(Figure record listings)
● ● ● ● ●

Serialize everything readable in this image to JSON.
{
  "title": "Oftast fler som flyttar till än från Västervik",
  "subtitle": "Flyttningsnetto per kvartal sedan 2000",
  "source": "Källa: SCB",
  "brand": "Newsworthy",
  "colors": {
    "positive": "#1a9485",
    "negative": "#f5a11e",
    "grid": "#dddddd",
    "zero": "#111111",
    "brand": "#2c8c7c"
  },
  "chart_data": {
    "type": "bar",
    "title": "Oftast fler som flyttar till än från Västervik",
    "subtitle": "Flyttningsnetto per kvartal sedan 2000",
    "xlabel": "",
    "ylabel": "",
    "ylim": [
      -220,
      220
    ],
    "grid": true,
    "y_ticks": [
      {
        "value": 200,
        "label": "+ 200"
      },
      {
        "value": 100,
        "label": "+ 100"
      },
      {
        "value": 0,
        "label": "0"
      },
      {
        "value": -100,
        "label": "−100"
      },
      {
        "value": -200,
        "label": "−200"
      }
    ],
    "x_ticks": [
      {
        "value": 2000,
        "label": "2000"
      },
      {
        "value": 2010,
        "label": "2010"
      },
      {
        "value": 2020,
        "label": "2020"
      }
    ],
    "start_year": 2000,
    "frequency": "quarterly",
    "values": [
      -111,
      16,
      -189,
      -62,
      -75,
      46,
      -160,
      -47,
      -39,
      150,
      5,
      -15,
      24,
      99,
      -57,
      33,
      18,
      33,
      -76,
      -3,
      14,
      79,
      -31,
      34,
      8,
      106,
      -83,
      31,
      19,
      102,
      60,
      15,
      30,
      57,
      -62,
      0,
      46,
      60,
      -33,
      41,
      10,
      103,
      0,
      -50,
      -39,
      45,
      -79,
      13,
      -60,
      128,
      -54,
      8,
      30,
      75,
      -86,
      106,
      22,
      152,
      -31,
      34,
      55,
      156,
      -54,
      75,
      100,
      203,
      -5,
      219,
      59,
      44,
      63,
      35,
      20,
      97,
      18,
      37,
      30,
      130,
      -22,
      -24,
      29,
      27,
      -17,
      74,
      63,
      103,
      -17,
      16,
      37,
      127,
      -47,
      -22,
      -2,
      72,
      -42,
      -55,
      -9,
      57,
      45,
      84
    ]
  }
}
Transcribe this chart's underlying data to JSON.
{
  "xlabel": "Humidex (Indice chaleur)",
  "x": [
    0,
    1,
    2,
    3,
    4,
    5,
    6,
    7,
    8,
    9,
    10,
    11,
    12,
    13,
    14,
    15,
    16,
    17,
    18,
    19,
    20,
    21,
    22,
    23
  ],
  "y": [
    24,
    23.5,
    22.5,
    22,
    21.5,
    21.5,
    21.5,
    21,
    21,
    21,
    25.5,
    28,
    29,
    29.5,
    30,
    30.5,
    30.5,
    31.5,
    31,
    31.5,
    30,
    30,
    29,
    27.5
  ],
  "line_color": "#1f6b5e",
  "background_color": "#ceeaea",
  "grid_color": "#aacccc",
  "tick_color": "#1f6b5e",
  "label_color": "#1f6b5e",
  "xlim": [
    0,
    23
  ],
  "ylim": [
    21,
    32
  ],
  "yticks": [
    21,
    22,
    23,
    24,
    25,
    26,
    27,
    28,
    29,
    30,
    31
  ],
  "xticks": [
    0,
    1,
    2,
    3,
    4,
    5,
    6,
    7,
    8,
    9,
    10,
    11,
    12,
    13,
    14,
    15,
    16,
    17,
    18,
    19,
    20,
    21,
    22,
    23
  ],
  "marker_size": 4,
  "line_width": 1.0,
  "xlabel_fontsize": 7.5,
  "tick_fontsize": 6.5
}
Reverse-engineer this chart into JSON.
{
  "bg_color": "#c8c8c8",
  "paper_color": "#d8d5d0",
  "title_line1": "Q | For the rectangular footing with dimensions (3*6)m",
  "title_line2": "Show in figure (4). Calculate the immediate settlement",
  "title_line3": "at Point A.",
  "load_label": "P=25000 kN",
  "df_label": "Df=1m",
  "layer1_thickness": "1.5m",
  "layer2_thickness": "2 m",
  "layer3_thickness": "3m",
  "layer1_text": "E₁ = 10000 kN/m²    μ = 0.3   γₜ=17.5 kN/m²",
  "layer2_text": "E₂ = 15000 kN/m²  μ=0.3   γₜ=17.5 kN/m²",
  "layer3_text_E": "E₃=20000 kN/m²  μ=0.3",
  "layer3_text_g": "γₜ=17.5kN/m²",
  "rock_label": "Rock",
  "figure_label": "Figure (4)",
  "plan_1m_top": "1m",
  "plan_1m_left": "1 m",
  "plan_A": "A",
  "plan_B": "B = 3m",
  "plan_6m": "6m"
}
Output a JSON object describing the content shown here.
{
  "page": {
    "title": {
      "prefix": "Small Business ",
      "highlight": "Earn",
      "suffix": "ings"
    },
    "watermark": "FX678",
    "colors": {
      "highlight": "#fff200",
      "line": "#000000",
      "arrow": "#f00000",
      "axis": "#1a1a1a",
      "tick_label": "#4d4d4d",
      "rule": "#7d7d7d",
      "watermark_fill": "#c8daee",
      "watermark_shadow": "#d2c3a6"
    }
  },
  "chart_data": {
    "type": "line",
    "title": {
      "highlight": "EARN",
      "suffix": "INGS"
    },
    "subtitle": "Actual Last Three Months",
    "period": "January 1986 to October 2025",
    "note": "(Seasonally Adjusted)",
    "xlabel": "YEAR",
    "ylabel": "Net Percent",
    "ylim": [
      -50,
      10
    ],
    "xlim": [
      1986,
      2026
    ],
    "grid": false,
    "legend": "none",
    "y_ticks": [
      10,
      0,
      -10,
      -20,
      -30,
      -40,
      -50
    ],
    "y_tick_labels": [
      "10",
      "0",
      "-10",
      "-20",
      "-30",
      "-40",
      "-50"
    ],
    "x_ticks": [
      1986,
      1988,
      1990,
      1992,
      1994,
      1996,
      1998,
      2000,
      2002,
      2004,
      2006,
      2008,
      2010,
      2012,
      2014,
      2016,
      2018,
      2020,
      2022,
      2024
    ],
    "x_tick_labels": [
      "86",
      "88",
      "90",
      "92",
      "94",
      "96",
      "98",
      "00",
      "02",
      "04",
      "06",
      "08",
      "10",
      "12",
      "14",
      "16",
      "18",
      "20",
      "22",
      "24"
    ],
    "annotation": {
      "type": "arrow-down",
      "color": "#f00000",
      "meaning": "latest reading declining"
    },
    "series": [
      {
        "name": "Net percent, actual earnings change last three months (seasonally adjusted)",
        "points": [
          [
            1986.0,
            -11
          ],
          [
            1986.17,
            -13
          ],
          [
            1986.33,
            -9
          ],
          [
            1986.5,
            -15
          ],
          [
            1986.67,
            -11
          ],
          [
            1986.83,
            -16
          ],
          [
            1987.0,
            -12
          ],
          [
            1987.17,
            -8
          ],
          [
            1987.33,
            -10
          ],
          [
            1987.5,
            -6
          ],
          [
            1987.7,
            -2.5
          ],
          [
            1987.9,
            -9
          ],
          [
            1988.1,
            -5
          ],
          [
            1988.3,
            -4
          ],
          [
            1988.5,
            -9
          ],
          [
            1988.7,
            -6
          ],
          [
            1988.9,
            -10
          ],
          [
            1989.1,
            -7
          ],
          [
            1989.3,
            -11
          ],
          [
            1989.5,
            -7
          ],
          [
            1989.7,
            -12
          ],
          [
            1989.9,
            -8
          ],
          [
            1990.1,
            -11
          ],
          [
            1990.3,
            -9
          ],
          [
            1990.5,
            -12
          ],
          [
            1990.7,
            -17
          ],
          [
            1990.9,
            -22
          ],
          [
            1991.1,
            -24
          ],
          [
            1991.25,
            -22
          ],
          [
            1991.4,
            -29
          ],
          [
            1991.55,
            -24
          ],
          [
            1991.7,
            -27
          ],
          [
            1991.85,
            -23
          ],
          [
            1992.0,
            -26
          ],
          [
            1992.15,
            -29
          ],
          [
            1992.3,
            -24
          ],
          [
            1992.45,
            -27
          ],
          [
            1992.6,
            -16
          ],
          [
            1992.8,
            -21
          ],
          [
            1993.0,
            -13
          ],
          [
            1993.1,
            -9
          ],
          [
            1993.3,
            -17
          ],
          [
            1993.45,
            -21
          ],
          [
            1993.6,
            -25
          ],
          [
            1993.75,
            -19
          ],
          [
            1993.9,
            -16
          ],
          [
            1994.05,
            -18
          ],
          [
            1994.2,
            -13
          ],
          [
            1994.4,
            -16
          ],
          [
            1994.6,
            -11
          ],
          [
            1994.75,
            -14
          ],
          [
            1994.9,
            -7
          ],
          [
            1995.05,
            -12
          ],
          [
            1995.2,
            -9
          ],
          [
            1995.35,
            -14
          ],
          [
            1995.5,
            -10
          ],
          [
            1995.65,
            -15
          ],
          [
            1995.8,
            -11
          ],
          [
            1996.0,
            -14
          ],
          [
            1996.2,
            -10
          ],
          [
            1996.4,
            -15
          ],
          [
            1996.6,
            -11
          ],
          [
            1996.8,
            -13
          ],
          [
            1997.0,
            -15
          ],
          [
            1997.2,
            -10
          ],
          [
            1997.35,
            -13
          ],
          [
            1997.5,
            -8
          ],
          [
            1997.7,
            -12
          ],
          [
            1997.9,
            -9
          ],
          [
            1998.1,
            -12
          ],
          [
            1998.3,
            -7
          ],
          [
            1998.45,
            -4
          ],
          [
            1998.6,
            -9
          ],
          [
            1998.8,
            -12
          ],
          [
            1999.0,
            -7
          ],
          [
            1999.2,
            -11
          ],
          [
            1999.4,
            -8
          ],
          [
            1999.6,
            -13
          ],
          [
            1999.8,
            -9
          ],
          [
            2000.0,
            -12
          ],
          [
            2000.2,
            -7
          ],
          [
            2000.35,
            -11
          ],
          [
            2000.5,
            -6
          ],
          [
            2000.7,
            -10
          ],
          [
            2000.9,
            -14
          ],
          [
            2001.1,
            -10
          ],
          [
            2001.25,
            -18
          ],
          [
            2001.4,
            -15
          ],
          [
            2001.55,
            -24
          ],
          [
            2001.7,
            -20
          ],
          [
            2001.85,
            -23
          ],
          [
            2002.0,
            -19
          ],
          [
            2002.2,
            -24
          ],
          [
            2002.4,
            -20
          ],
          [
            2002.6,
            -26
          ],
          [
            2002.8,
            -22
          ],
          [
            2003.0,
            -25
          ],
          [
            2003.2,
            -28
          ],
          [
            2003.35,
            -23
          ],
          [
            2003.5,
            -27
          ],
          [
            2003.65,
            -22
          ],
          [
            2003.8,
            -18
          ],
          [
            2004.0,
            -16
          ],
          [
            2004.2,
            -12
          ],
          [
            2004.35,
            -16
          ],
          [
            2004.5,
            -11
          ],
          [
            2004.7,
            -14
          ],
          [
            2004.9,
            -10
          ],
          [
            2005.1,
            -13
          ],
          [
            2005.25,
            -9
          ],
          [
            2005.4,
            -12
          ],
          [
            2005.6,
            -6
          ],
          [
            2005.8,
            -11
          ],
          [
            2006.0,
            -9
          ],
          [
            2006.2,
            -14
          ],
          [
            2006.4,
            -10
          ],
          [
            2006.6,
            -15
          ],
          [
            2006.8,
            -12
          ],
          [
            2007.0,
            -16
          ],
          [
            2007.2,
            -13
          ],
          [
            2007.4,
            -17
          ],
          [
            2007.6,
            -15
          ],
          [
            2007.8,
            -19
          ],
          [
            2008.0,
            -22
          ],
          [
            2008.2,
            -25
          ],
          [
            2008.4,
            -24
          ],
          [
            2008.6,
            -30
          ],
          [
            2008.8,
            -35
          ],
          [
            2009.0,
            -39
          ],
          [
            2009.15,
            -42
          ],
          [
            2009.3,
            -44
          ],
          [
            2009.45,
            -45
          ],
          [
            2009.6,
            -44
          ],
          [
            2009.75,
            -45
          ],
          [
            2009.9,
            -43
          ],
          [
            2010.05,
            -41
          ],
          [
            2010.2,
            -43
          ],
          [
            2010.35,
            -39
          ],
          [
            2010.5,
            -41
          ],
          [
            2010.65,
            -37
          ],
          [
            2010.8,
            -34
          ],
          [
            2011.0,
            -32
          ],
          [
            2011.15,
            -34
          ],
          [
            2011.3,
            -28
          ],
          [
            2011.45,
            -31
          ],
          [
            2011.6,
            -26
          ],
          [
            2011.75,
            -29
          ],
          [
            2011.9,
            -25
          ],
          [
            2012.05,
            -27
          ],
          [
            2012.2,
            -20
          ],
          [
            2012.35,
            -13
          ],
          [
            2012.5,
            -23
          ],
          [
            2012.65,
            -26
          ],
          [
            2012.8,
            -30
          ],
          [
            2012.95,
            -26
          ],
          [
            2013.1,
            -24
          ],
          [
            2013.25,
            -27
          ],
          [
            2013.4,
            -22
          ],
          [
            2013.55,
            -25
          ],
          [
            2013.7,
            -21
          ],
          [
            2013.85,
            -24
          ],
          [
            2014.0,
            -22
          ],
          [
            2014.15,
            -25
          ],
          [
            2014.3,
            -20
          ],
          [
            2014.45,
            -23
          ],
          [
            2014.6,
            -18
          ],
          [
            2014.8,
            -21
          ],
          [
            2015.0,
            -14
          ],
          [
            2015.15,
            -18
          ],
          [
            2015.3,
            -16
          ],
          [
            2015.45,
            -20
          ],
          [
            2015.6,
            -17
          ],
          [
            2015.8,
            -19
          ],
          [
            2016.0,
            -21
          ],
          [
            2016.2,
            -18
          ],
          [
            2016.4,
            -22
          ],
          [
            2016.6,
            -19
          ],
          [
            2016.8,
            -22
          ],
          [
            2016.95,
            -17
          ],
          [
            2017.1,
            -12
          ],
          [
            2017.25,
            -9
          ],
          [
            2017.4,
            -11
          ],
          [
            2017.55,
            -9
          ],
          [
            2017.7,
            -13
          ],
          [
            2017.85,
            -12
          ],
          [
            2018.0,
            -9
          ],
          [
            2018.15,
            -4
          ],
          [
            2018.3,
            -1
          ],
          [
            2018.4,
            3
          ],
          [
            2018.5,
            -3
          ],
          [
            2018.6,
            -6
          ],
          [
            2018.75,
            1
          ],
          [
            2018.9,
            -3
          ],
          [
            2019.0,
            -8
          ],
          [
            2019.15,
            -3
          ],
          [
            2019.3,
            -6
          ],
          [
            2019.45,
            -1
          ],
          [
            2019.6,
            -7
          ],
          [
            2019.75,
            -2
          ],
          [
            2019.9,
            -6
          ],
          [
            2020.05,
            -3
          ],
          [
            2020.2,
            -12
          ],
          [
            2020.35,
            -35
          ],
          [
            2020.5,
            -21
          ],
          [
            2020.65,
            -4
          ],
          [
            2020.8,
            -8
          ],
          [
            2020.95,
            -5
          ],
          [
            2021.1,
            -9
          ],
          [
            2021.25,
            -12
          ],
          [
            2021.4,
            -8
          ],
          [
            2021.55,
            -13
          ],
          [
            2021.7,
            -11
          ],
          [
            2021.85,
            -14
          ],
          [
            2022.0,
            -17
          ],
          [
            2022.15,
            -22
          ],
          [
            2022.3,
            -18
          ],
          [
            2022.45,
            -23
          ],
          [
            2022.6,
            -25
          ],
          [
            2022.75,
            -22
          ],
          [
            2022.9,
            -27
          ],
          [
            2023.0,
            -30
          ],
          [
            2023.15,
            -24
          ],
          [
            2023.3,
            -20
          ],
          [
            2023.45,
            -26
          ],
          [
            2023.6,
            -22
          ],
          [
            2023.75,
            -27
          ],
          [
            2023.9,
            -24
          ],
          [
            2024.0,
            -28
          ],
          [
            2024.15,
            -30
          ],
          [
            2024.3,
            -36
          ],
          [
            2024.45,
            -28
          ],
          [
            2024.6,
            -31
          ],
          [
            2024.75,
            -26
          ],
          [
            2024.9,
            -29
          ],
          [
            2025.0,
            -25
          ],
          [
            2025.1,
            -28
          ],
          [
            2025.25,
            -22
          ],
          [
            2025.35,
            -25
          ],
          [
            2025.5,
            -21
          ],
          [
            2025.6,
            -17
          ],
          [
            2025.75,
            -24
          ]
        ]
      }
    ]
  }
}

● ● ● ● ●

**JOB:** Which lines of the data above contain "till"? Copy each one.

**RESULT FOR THIS EXERCISE:**
  "title": "Oftast fler som flyttar till än från Västervik",
    "title": "Oftast fler som flyttar till än från Västervik",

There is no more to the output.